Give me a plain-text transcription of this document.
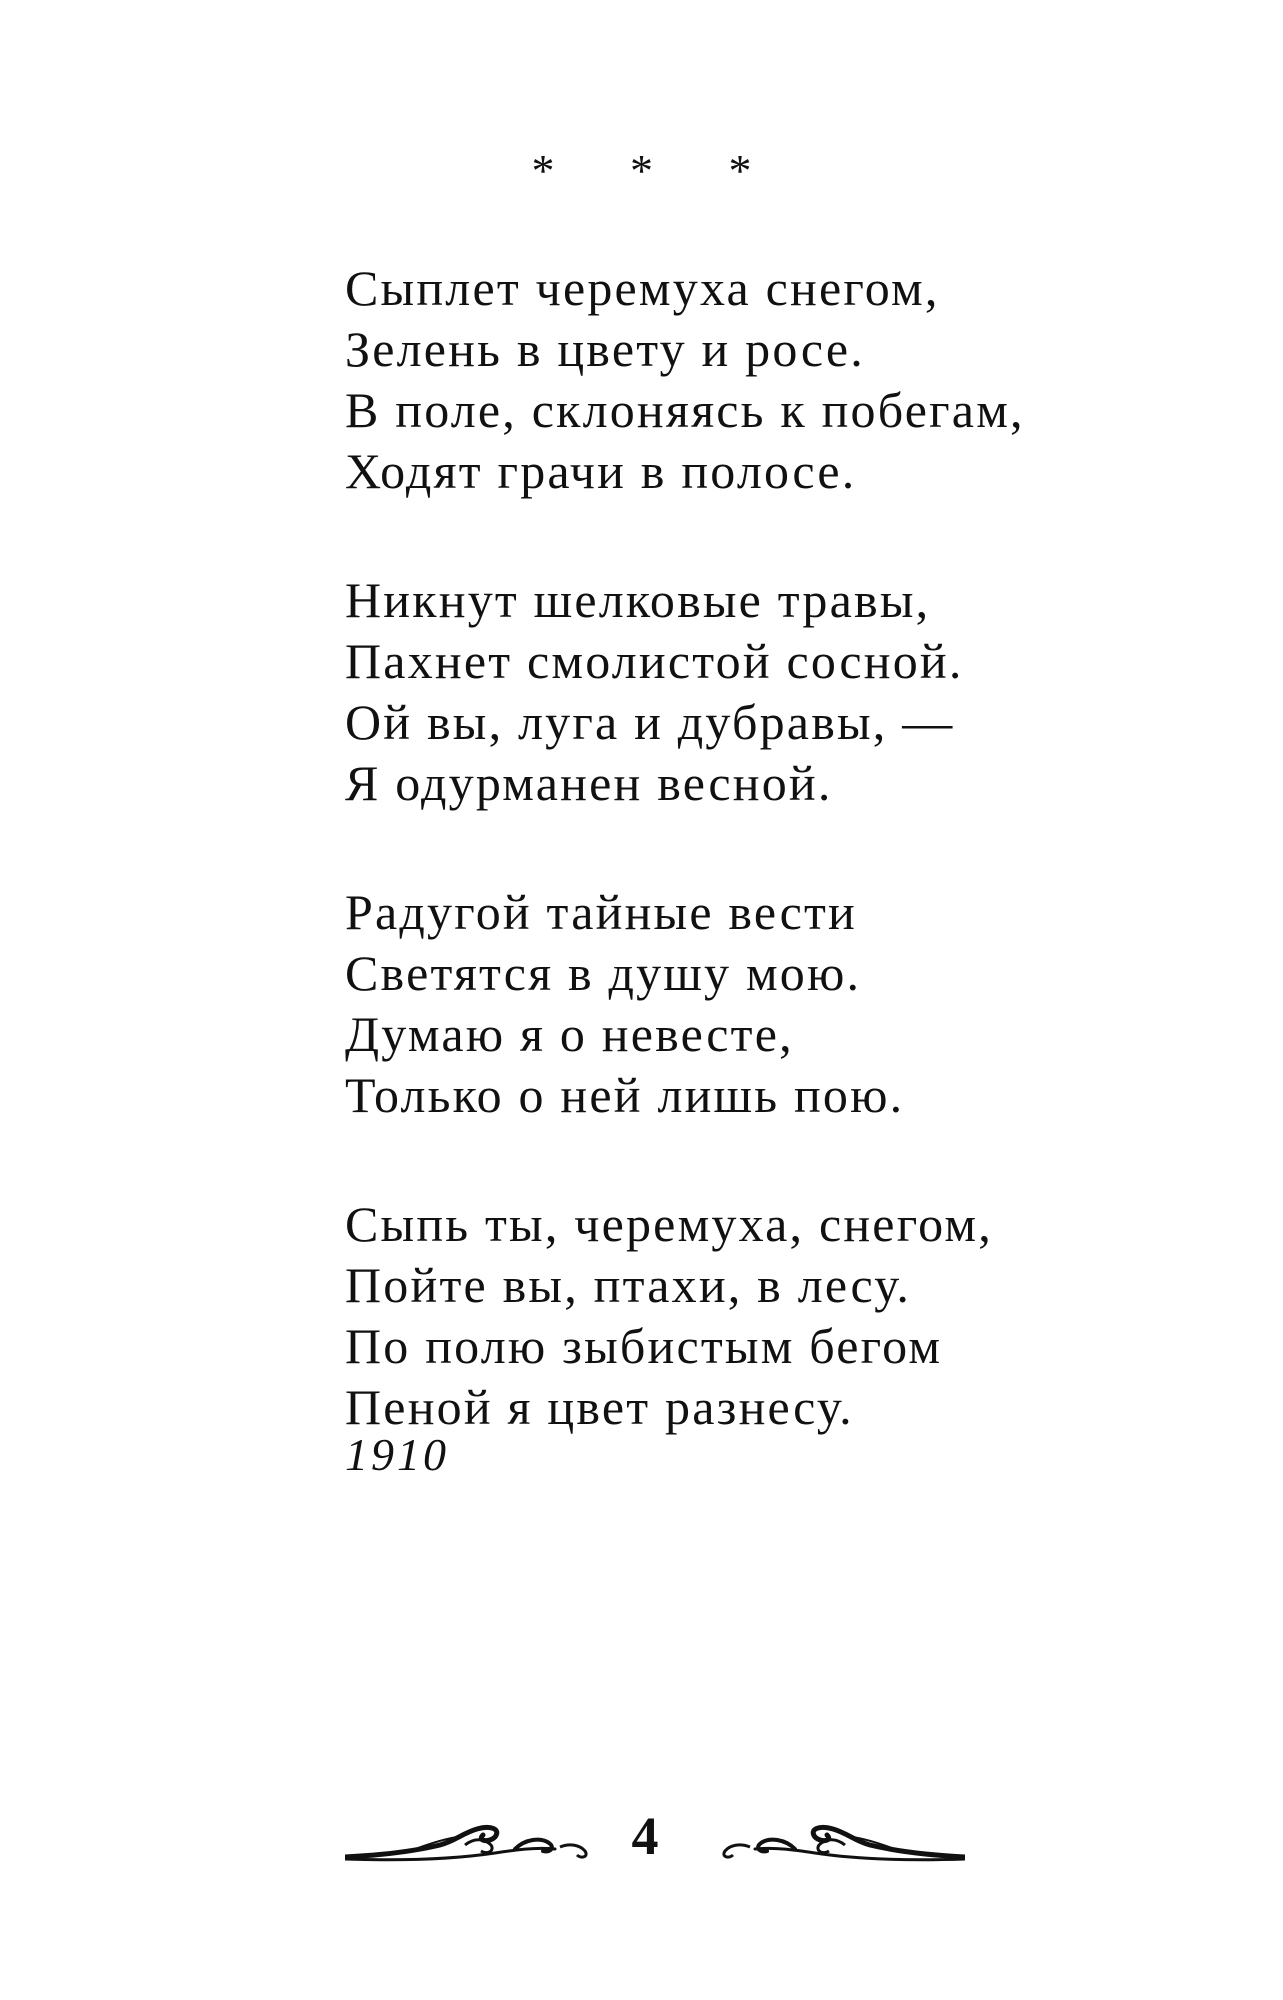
* * *
Сыплет черемуха снегом,
Зелень в цвету и росе.
В поле, склоняясь к побегам,
Ходят грачи в полосе.
Никнут шелковые травы,
Пахнет смолистой сосной.
Ой вы, луга и дубравы, —
Я одурманен весной.
Радугой тайные вести
Светятся в душу мою.
Думаю я о невесте,
Только о ней лишь пою.
Сыпь ты, черемуха, снегом,
Пойте вы, птахи, в лесу.
По полю зыбистым бегом
Пеной я цвет разнесу.
1910
4
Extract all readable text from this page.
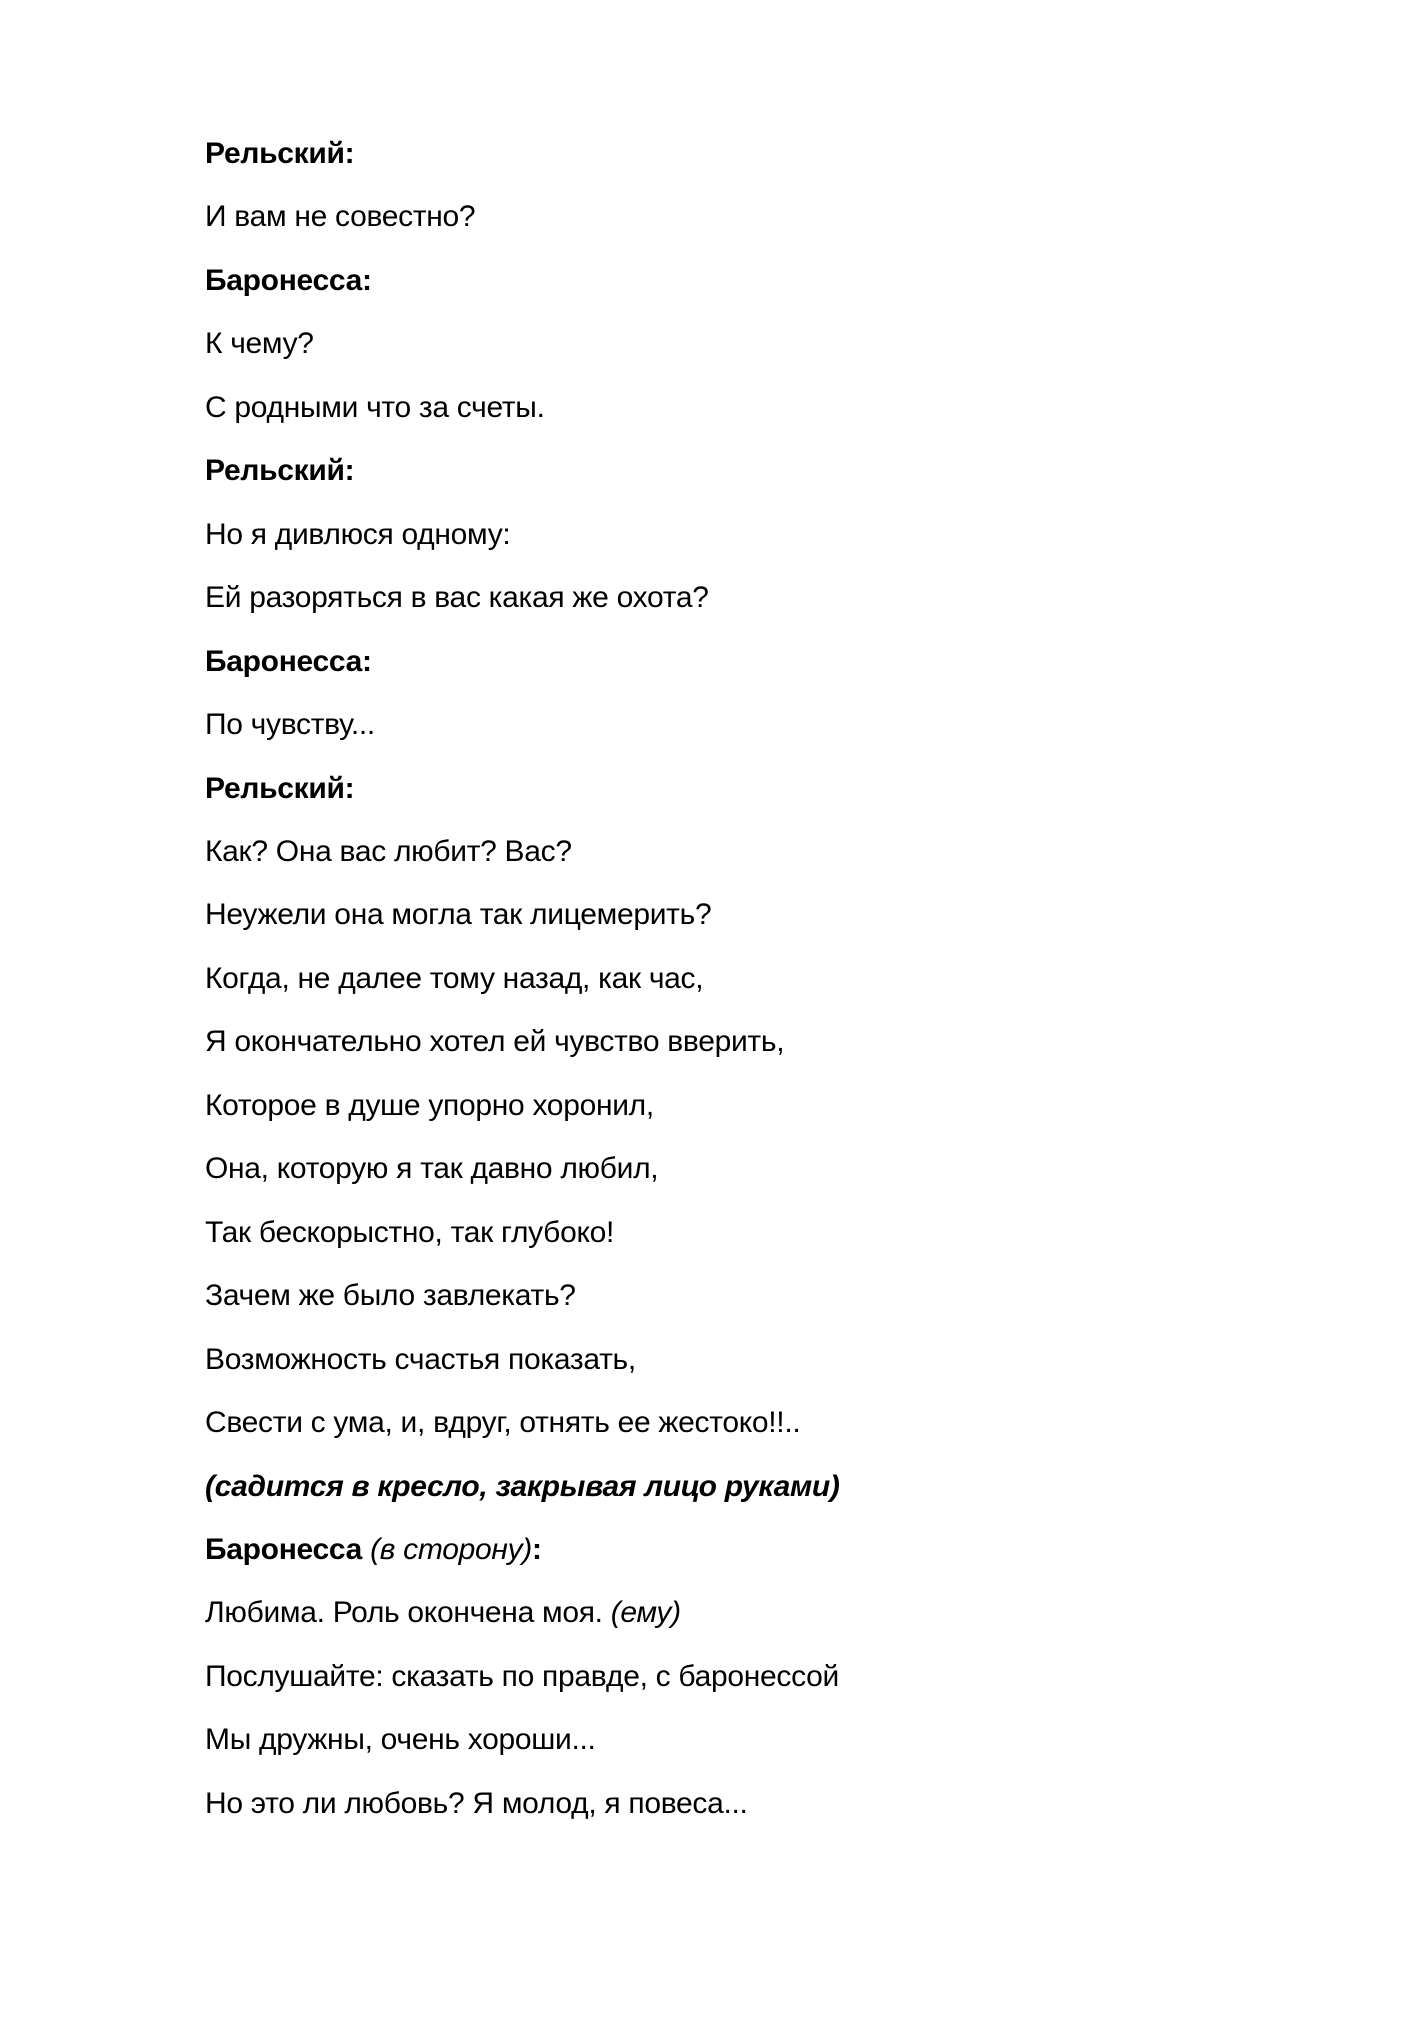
Рельский:

И вам не совестно?

Баронесса:

К чему?

С родными что за счеты.

Рельский:

Но я дивлюся одному:

Ей разоряться в вас какая же охота?

Баронесса:

По чувству...

Рельский:

Как? Она вас любит? Вас?

Неужели она могла так лицемерить?

Когда, не далее тому назад, как час,

Я окончательно хотел ей чувство вверить,

Которое в душе упорно хоронил,

Она, которую я так давно любил,

Так бескорыстно, так глубоко!

Зачем же было завлекать?

Возможность счастья показать,

Свести с ума, и, вдруг, отнять ее жестоко!!..

(садится в кресло, закрывая лицо руками)

Баронесса (в сторону):

Любима. Роль окончена моя. (ему)

Послушайте: сказать по правде, с баронессой

Мы дружны, очень хороши...

Но это ли любовь? Я молод, я повеса...
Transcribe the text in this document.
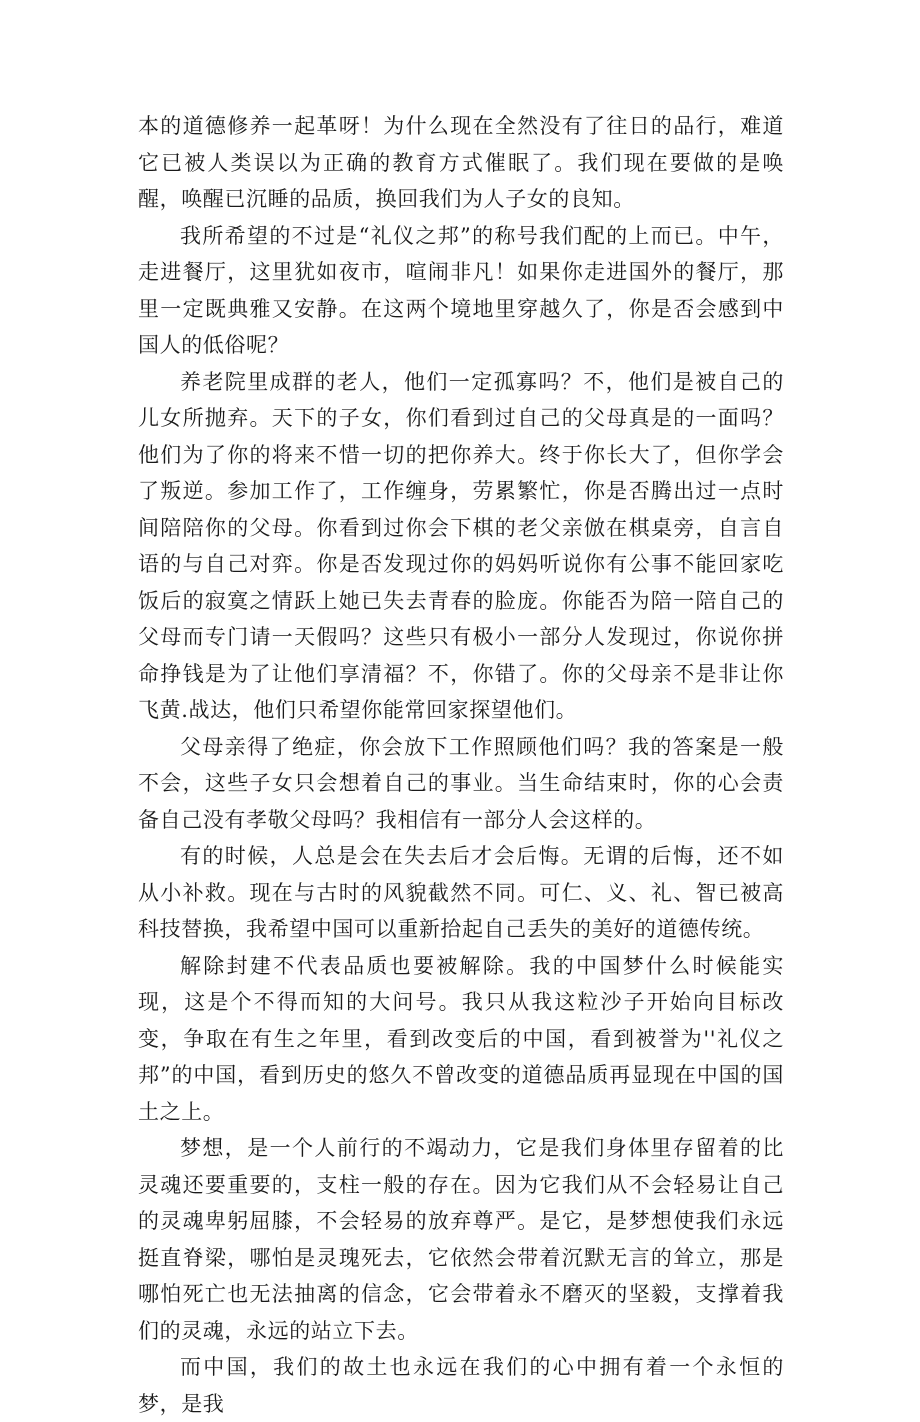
本的道德修养一起革呀！为什么现在全然没有了往日的品行，难道它已被人类误以为正确的教育方式催眠了。我们现在要做的是唤醒，唤醒已沉睡的品质，换回我们为人子女的良知。

我所希望的不过是“礼仪之邦”的称号我们配的上而已。中午，走进餐厅，这里犹如夜市，喧闹非凡！如果你走进国外的餐厅，那里一定既典雅又安静。在这两个境地里穿越久了，你是否会感到中国人的低俗呢？

养老院里成群的老人，他们一定孤寡吗？不，他们是被自己的儿女所抛弃。天下的子女，你们看到过自己的父母真是的一面吗？他们为了你的将来不惜一切的把你养大。终于你长大了，但你学会了叛逆。参加工作了，工作缠身，劳累繁忙，你是否腾出过一点时间陪陪你的父母。你看到过你会下棋的老父亲倣在棋桌旁，自言自语的与自己对弈。你是否发现过你的妈妈听说你有公事不能回家吃饭后的寂寞之情跃上她已失去青春的脸庞。你能否为陪一陪自己的父母而专门请一天假吗？这些只有极小一部分人发现过，你说你拼命挣钱是为了让他们享清福？不，你错了。你的父母亲不是非让你飞黄.战达，他们只希望你能常回家探望他们。

父母亲得了绝症，你会放下工作照顾他们吗？我的答案是一般不会，这些子女只会想着自己的事业。当生命结束时，你的心会责备自己没有孝敬父母吗？我相信有一部分人会这样的。

有的时候，人总是会在失去后才会后悔。无谓的后悔，还不如从小补救。现在与古时的风貌截然不同。可仁、义、礼、智已被高科技替换，我希望中国可以重新拾起自己丢失的美好的道德传统。

解除封建不代表品质也要被解除。我的中国梦什么时候能实现，这是个不得而知的大问号。我只从我这粒沙子开始向目标改变，争取在有生之年里，看到改变后的中国，看到被誉为''礼仪之邦”的中国，看到历史的悠久不曾改变的道德品质再显现在中国的国土之上。

梦想，是一个人前行的不竭动力，它是我们身体里存留着的比灵魂还要重要的，支柱一般的存在。因为它我们从不会轻易让自己的灵魂卑躬屈膝，不会轻易的放弃尊严。是它，是梦想使我们永远挺直脊梁，哪怕是灵瑰死去，它依然会带着沉默无言的耸立，那是哪怕死亡也无法抽离的信念，它会带着永不磨灭的坚毅，支撑着我们的灵魂，永远的站立下去。

而中国，我们的故土也永远在我们的心中拥有着一个永恒的梦，是我
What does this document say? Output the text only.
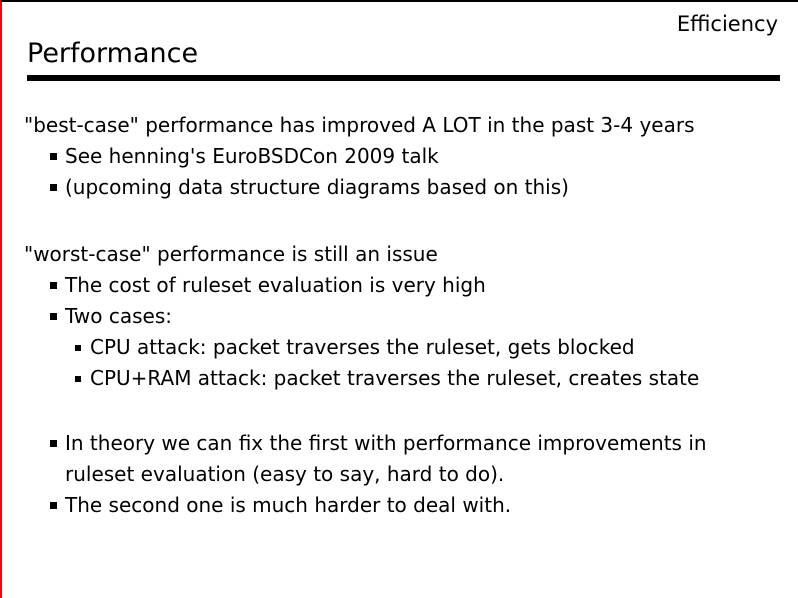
Efficiency
Performance
"best-case" performance has improved A LOT in the past 3-4 years
See henning's EuroBSDCon 2009 talk
(upcoming data structure diagrams based on this)
"worst-case" performance is still an issue
The cost of ruleset evaluation is very high
Two cases:
CPU attack: packet traverses the ruleset, gets blocked
CPU+RAM attack: packet traverses the ruleset, creates state
In theory we can fix the first with performance improvements in
ruleset evaluation (easy to say, hard to do).
The second one is much harder to deal with.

_ _ _ _

### What you have to do:
Every record above should be written out again exactly; the pictures stay out of the copy.

### Output for this exercise:
Give me a plain-text transcription of this document.
* * *
Сыплет черемуха снегом,
Зелень в цвету и росе.
В поле, склоняясь к побегам,
Ходят грачи в полосе.
Никнут шелковые травы,
Пахнет смолистой сосной.
Ой вы, луга и дубравы, —
Я одурманен весной.
Радугой тайные вести
Светятся в душу мою.
Думаю я о невесте,
Только о ней лишь пою.
Сыпь ты, черемуха, снегом,
Пойте вы, птахи, в лесу.
По полю зыбистым бегом
Пеной я цвет разнесу.
1910
4
Extract all readable text from this page.
Рельский:

И вам не совестно?

Баронесса:

К чему?

С родными что за счеты.

Рельский:

Но я дивлюся одному:

Ей разоряться в вас какая же охота?

Баронесса:

По чувству...

Рельский:

Как? Она вас любит? Вас?

Неужели она могла так лицемерить?

Когда, не далее тому назад, как час,

Я окончательно хотел ей чувство вверить,

Которое в душе упорно хоронил,

Она, которую я так давно любил,

Так бескорыстно, так глубоко!

Зачем же было завлекать?

Возможность счастья показать,

Свести с ума, и, вдруг, отнять ее жестоко!!..

(садится в кресло, закрывая лицо руками)

Баронесса (в сторону):

Любима. Роль окончена моя. (ему)

Послушайте: сказать по правде, с баронессой

Мы дружны, очень хороши...

Но это ли любовь? Я молод, я повеса...
Transcribe the text in this document.
本的道德修养一起革呀！为什么现在全然没有了往日的品行，难道它已被人类误以为正确的教育方式催眠了。我们现在要做的是唤醒，唤醒已沉睡的品质，换回我们为人子女的良知。

我所希望的不过是“礼仪之邦”的称号我们配的上而已。中午，走进餐厅，这里犹如夜市，喧闹非凡！如果你走进国外的餐厅，那里一定既典雅又安静。在这两个境地里穿越久了，你是否会感到中国人的低俗呢？

养老院里成群的老人，他们一定孤寡吗？不，他们是被自己的儿女所抛弃。天下的子女，你们看到过自己的父母真是的一面吗？他们为了你的将来不惜一切的把你养大。终于你长大了，但你学会了叛逆。参加工作了，工作缠身，劳累繁忙，你是否腾出过一点时间陪陪你的父母。你看到过你会下棋的老父亲倣在棋桌旁，自言自语的与自己对弈。你是否发现过你的妈妈听说你有公事不能回家吃饭后的寂寞之情跃上她已失去青春的脸庞。你能否为陪一陪自己的父母而专门请一天假吗？这些只有极小一部分人发现过，你说你拼命挣钱是为了让他们享清福？不，你错了。你的父母亲不是非让你飞黄.战达，他们只希望你能常回家探望他们。

父母亲得了绝症，你会放下工作照顾他们吗？我的答案是一般不会，这些子女只会想着自己的事业。当生命结束时，你的心会责备自己没有孝敬父母吗？我相信有一部分人会这样的。

有的时候，人总是会在失去后才会后悔。无谓的后悔，还不如从小补救。现在与古时的风貌截然不同。可仁、义、礼、智已被高科技替换，我希望中国可以重新拾起自己丢失的美好的道德传统。

解除封建不代表品质也要被解除。我的中国梦什么时候能实现，这是个不得而知的大问号。我只从我这粒沙子开始向目标改变，争取在有生之年里，看到改变后的中国，看到被誉为''礼仪之邦”的中国，看到历史的悠久不曾改变的道德品质再显现在中国的国土之上。

梦想，是一个人前行的不竭动力，它是我们身体里存留着的比灵魂还要重要的，支柱一般的存在。因为它我们从不会轻易让自己的灵魂卑躬屈膝，不会轻易的放弃尊严。是它，是梦想使我们永远挺直脊梁，哪怕是灵瑰死去，它依然会带着沉默无言的耸立，那是哪怕死亡也无法抽离的信念，它会带着永不磨灭的坚毅，支撑着我们的灵魂，永远的站立下去。

而中国，我们的故土也永远在我们的心中拥有着一个永恒的梦，是我
What does this document say? Output the text only.
Efficiency
Performance
"best-case" performance has improved A LOT in the past 3-4 years
See henning's EuroBSDCon 2009 talk
(upcoming data structure diagrams based on this)
"worst-case" performance is still an issue
The cost of ruleset evaluation is very high
Two cases:
CPU attack: packet traverses the ruleset, gets blocked
CPU+RAM attack: packet traverses the ruleset, creates state
In theory we can fix the first with performance improvements in
ruleset evaluation (easy to say, hard to do).
The second one is much harder to deal with.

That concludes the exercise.